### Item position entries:
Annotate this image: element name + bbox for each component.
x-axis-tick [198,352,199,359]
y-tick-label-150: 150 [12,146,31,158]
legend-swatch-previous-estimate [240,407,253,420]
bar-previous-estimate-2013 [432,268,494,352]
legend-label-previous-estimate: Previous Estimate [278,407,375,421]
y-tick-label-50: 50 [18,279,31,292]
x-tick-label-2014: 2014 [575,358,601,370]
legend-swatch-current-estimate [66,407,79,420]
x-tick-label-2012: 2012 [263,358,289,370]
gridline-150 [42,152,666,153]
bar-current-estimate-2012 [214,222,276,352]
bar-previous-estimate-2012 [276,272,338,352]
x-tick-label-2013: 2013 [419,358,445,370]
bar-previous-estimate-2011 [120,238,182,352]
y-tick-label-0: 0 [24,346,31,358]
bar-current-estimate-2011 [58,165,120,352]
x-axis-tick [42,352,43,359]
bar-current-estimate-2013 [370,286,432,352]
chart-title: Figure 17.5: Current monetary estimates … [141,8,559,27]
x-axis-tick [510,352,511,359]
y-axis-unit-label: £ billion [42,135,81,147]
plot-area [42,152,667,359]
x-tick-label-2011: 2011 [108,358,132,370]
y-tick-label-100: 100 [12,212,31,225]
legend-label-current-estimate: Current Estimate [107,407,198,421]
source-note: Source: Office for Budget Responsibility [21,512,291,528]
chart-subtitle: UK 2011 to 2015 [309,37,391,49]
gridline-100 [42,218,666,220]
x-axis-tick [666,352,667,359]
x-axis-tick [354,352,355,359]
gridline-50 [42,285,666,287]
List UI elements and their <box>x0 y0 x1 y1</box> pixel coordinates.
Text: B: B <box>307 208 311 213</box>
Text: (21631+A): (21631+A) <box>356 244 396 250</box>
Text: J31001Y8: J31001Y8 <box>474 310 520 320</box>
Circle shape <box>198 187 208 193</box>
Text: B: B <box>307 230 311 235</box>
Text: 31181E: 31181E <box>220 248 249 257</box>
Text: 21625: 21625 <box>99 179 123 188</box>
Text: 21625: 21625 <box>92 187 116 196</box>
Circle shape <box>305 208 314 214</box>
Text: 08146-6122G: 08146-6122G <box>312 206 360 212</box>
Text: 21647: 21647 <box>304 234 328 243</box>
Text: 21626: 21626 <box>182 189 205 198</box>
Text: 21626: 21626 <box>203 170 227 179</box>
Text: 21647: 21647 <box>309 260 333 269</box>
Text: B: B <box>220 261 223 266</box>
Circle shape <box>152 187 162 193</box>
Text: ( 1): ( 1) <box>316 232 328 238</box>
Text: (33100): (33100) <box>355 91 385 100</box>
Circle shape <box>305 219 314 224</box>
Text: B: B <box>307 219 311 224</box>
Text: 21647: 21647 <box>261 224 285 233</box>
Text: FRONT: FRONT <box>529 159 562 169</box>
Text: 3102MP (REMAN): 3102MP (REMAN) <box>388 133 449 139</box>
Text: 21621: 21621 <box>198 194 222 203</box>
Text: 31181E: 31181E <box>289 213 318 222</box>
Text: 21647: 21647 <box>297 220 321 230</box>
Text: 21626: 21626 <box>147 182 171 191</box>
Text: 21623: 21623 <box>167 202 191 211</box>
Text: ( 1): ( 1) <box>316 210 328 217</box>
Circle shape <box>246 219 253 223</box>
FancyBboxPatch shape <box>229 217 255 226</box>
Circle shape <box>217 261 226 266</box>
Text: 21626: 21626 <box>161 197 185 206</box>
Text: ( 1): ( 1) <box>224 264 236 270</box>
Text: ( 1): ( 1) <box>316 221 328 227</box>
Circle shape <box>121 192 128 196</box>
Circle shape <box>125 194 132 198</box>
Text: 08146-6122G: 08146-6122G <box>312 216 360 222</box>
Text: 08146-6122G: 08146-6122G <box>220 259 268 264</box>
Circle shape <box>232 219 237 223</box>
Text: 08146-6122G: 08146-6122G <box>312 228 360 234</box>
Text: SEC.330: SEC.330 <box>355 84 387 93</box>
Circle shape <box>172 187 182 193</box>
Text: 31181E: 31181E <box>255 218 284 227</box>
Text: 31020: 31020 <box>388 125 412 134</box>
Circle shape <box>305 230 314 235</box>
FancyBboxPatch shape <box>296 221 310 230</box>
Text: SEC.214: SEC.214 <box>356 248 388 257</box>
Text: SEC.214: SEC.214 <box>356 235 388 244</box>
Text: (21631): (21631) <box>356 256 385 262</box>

### YOUR TASK:
Copy every item above line by line, with each character exactly as it appears.

### RESULT OF THE EXERCISE:
Annotate this image: element name + bbox for each component.
x-axis-tick [198,352,199,359]
y-tick-label-150: 150 [12,146,31,158]
legend-swatch-previous-estimate [240,407,253,420]
bar-previous-estimate-2013 [432,268,494,352]
legend-label-previous-estimate: Previous Estimate [278,407,375,421]
y-tick-label-50: 50 [18,279,31,292]
x-tick-label-2014: 2014 [575,358,601,370]
legend-swatch-current-estimate [66,407,79,420]
x-tick-label-2012: 2012 [263,358,289,370]
gridline-150 [42,152,666,153]
bar-current-estimate-2012 [214,222,276,352]
bar-previous-estimate-2012 [276,272,338,352]
x-tick-label-2013: 2013 [419,358,445,370]
bar-previous-estimate-2011 [120,238,182,352]
y-tick-label-0: 0 [24,346,31,358]
bar-current-estimate-2011 [58,165,120,352]
x-axis-tick [42,352,43,359]
bar-current-estimate-2013 [370,286,432,352]
chart-title: Figure 17.5: Current monetary estimates … [141,8,559,27]
x-axis-tick [510,352,511,359]
y-axis-unit-label: £ billion [42,135,81,147]
plot-area [42,152,667,359]
x-tick-label-2011: 2011 [108,358,132,370]
y-tick-label-100: 100 [12,212,31,225]
legend-label-current-estimate: Current Estimate [107,407,198,421]
source-note: Source: Office for Budget Responsibility [21,512,291,528]
chart-subtitle: UK 2011 to 2015 [309,37,391,49]
gridline-100 [42,218,666,220]
x-axis-tick [666,352,667,359]
x-axis-tick [354,352,355,359]
gridline-50 [42,285,666,287]
List UI elements and their <box>x0 y0 x1 y1</box> pixel coordinates.
Text: B: B <box>307 208 311 213</box>
Text: (21631+A): (21631+A) <box>356 244 396 250</box>
Text: J31001Y8: J31001Y8 <box>474 310 520 320</box>
Circle shape <box>198 187 208 193</box>
Text: B: B <box>307 230 311 235</box>
Text: 31181E: 31181E <box>220 248 249 257</box>
Text: 21625: 21625 <box>99 179 123 188</box>
Text: 21625: 21625 <box>92 187 116 196</box>
Circle shape <box>305 208 314 214</box>
Text: 08146-6122G: 08146-6122G <box>312 206 360 212</box>
Text: 21647: 21647 <box>304 234 328 243</box>
Text: 21626: 21626 <box>182 189 205 198</box>
Text: 21626: 21626 <box>203 170 227 179</box>
Text: 21647: 21647 <box>309 260 333 269</box>
Text: B: B <box>220 261 223 266</box>
Circle shape <box>152 187 162 193</box>
Text: ( 1): ( 1) <box>316 232 328 238</box>
Text: (33100): (33100) <box>355 91 385 100</box>
Circle shape <box>305 219 314 224</box>
Text: B: B <box>307 219 311 224</box>
Text: 21647: 21647 <box>261 224 285 233</box>
Text: FRONT: FRONT <box>529 159 562 169</box>
Text: 3102MP (REMAN): 3102MP (REMAN) <box>388 133 449 139</box>
Text: 21621: 21621 <box>198 194 222 203</box>
Text: 31181E: 31181E <box>289 213 318 222</box>
Text: 21647: 21647 <box>297 220 321 230</box>
Text: 21626: 21626 <box>147 182 171 191</box>
Text: 21623: 21623 <box>167 202 191 211</box>
Text: ( 1): ( 1) <box>316 210 328 217</box>
Circle shape <box>246 219 253 223</box>
FancyBboxPatch shape <box>229 217 255 226</box>
Circle shape <box>217 261 226 266</box>
Text: 21626: 21626 <box>161 197 185 206</box>
Text: ( 1): ( 1) <box>224 264 236 270</box>
Text: ( 1): ( 1) <box>316 221 328 227</box>
Circle shape <box>121 192 128 196</box>
Circle shape <box>125 194 132 198</box>
Text: 08146-6122G: 08146-6122G <box>312 216 360 222</box>
Text: 08146-6122G: 08146-6122G <box>220 259 268 264</box>
Circle shape <box>232 219 237 223</box>
Text: 08146-6122G: 08146-6122G <box>312 228 360 234</box>
Text: SEC.330: SEC.330 <box>355 84 387 93</box>
Circle shape <box>172 187 182 193</box>
Text: 31181E: 31181E <box>255 218 284 227</box>
Text: 31020: 31020 <box>388 125 412 134</box>
Circle shape <box>305 230 314 235</box>
FancyBboxPatch shape <box>296 221 310 230</box>
Text: SEC.214: SEC.214 <box>356 248 388 257</box>
Text: SEC.214: SEC.214 <box>356 235 388 244</box>
Text: (21631): (21631) <box>356 256 385 262</box>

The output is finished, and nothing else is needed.